§ **To do**
Please write out exactly the lines that begin at the line containing "OCR this image." and run to the end of the records.

Records:

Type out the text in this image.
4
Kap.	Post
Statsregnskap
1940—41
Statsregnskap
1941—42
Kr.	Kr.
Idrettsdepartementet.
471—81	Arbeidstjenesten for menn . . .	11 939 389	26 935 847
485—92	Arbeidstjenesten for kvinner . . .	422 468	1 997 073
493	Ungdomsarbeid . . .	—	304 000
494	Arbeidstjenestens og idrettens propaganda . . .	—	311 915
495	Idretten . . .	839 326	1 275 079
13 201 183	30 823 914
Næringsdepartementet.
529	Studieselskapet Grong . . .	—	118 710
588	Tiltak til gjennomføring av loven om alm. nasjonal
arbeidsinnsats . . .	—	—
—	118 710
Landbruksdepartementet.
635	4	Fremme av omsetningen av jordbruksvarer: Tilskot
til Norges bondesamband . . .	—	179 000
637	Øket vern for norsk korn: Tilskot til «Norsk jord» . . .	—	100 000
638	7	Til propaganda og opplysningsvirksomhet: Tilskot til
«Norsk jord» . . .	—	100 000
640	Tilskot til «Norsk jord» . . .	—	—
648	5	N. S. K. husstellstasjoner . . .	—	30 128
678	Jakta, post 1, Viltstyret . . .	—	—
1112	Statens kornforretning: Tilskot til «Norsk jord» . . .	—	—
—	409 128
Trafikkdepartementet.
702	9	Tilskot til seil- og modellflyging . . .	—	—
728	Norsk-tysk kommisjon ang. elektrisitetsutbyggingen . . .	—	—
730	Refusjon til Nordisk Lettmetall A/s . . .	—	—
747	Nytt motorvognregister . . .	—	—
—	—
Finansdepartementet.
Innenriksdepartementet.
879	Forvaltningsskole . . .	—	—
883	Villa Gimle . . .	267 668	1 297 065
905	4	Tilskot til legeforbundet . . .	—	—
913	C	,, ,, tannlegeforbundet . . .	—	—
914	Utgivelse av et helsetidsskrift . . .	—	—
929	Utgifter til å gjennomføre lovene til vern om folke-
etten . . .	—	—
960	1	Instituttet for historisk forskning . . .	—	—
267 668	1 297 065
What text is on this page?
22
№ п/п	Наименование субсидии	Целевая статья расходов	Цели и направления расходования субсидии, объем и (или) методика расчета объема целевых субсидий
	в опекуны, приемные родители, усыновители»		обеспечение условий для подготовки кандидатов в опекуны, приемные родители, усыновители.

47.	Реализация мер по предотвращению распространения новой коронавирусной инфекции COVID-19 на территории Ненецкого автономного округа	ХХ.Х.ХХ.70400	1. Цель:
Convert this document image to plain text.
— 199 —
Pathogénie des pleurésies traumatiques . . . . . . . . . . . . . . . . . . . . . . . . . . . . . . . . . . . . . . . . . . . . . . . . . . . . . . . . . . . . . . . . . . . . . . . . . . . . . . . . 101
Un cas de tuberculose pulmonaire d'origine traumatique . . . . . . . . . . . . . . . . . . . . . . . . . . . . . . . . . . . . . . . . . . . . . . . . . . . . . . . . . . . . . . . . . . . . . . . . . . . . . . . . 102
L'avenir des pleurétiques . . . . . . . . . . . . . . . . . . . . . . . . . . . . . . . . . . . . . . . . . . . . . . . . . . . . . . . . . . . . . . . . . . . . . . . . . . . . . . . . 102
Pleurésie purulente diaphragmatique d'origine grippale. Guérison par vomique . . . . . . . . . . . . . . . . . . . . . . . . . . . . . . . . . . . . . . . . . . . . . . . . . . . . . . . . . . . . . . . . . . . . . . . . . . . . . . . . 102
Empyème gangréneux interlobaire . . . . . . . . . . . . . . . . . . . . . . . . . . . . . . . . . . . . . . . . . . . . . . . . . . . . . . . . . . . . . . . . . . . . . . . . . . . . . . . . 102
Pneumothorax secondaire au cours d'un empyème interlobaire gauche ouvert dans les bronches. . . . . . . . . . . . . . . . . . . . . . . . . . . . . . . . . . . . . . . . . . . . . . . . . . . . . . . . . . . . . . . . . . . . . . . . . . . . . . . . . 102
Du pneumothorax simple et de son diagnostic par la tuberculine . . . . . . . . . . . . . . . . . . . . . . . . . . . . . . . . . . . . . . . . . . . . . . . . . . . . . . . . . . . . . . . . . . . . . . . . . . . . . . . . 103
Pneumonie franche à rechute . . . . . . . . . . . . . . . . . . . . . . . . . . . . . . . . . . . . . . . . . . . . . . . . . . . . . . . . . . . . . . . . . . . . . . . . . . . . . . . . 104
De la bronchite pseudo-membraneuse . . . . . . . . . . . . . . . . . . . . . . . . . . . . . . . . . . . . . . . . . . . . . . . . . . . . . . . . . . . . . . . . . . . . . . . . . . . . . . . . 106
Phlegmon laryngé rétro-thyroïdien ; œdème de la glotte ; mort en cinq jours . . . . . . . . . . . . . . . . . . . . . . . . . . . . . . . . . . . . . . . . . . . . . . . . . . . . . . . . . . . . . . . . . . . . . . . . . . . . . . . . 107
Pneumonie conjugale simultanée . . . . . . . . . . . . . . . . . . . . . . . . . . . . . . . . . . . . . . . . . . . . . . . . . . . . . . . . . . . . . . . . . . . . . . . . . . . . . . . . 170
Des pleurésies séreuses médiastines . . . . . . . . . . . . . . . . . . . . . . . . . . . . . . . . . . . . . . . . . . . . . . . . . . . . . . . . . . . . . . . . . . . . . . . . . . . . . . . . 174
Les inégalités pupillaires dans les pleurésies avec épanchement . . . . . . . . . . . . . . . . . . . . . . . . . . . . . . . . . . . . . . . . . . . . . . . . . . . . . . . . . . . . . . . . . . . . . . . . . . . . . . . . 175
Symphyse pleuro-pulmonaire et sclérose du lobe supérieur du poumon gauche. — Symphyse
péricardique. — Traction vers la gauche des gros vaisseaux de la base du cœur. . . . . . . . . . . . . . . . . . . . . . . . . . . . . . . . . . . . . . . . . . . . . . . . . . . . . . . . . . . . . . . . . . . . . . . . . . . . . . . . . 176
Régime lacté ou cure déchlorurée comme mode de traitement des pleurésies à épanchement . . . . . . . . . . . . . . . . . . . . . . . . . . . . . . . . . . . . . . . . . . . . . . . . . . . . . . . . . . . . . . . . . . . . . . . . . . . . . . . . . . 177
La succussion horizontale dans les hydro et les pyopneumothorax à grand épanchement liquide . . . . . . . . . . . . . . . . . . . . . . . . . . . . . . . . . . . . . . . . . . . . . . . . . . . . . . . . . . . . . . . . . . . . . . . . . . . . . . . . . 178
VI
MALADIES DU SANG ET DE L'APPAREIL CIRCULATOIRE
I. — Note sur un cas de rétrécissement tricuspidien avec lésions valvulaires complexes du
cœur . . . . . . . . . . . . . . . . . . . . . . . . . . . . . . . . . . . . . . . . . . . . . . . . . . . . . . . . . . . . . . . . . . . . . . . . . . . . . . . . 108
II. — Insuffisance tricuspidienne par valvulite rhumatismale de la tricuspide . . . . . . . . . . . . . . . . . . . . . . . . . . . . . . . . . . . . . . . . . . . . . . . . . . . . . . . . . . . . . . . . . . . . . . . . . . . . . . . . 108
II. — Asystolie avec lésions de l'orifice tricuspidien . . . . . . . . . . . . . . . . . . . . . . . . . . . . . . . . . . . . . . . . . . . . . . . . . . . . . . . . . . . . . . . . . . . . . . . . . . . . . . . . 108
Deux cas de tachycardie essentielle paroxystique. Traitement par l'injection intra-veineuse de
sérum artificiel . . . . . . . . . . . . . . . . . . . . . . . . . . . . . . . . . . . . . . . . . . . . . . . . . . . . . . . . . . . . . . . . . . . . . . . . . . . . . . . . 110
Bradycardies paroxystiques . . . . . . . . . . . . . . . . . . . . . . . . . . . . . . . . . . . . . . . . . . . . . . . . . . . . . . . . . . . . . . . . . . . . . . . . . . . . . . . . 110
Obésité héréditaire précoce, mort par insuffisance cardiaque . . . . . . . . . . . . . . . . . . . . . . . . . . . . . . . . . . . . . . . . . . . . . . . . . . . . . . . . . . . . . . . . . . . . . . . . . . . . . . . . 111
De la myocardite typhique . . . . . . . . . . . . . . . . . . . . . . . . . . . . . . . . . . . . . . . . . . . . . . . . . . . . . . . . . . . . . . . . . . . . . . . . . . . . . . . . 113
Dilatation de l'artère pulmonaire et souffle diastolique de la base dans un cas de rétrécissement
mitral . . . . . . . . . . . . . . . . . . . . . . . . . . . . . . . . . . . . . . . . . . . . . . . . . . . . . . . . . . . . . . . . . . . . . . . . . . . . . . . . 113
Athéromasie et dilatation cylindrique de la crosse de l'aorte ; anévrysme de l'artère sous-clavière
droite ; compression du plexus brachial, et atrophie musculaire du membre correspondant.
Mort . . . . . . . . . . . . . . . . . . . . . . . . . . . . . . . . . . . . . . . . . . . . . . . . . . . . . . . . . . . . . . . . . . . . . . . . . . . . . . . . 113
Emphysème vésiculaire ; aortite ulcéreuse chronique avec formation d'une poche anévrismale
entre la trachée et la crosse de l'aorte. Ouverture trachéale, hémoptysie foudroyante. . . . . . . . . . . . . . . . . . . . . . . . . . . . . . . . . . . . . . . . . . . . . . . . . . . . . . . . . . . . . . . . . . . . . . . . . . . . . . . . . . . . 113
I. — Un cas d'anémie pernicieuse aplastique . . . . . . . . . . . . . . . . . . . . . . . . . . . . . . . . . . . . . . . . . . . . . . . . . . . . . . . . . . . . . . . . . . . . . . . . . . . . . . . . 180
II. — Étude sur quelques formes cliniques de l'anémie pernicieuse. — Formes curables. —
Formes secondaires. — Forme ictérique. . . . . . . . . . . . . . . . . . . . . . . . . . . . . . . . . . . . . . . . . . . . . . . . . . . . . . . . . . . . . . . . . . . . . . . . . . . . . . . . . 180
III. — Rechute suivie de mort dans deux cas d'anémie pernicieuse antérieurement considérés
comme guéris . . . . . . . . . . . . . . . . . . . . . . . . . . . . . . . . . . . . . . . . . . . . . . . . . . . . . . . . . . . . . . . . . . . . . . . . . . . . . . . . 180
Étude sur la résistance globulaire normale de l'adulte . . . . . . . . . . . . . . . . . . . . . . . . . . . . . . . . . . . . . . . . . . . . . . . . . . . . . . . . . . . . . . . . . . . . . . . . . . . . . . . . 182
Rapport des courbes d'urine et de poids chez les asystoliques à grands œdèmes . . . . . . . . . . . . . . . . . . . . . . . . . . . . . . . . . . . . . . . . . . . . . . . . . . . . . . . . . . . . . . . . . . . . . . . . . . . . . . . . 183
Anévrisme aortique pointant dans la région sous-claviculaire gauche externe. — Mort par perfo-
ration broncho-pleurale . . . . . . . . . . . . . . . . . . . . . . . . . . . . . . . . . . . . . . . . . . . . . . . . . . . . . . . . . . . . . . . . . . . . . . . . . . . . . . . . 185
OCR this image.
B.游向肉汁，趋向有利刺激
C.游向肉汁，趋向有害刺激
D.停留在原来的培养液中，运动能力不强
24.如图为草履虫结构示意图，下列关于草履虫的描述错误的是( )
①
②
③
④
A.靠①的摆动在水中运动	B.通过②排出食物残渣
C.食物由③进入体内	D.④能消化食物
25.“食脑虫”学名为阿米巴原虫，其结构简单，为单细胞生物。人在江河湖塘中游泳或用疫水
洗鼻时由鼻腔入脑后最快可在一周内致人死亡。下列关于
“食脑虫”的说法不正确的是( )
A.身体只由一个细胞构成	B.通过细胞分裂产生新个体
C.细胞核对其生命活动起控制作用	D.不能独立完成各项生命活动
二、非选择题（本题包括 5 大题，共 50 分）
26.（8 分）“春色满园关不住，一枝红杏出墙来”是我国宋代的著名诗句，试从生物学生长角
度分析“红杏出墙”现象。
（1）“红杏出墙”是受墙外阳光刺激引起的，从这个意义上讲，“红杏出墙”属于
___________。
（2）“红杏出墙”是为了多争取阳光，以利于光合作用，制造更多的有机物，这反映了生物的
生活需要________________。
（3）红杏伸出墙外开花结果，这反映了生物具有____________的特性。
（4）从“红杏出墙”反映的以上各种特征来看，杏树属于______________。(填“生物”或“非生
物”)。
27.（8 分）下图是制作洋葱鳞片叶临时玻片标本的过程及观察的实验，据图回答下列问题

§ **Solution**
OCR this image.
B.游向肉汁，趋向有利刺激
C.游向肉汁，趋向有害刺激
D.停留在原来的培养液中，运动能力不强
24.如图为草履虫结构示意图，下列关于草履虫的描述错误的是( )
①
②
③
④
A.靠①的摆动在水中运动	B.通过②排出食物残渣
C.食物由③进入体内	D.④能消化食物
25.“食脑虫”学名为阿米巴原虫，其结构简单，为单细胞生物。人在江河湖塘中游泳或用疫水
洗鼻时由鼻腔入脑后最快可在一周内致人死亡。下列关于
“食脑虫”的说法不正确的是( )
A.身体只由一个细胞构成	B.通过细胞分裂产生新个体
C.细胞核对其生命活动起控制作用	D.不能独立完成各项生命活动
二、非选择题（本题包括 5 大题，共 50 分）
26.（8 分）“春色满园关不住，一枝红杏出墙来”是我国宋代的著名诗句，试从生物学生长角
度分析“红杏出墙”现象。
（1）“红杏出墙”是受墙外阳光刺激引起的，从这个意义上讲，“红杏出墙”属于
___________。
（2）“红杏出墙”是为了多争取阳光，以利于光合作用，制造更多的有机物，这反映了生物的
生活需要________________。
（3）红杏伸出墙外开花结果，这反映了生物具有____________的特性。
（4）从“红杏出墙”反映的以上各种特征来看，杏树属于______________。(填“生物”或“非生
物”)。
27.（8 分）下图是制作洋葱鳞片叶临时玻片标本的过程及观察的实验，据图回答下列问题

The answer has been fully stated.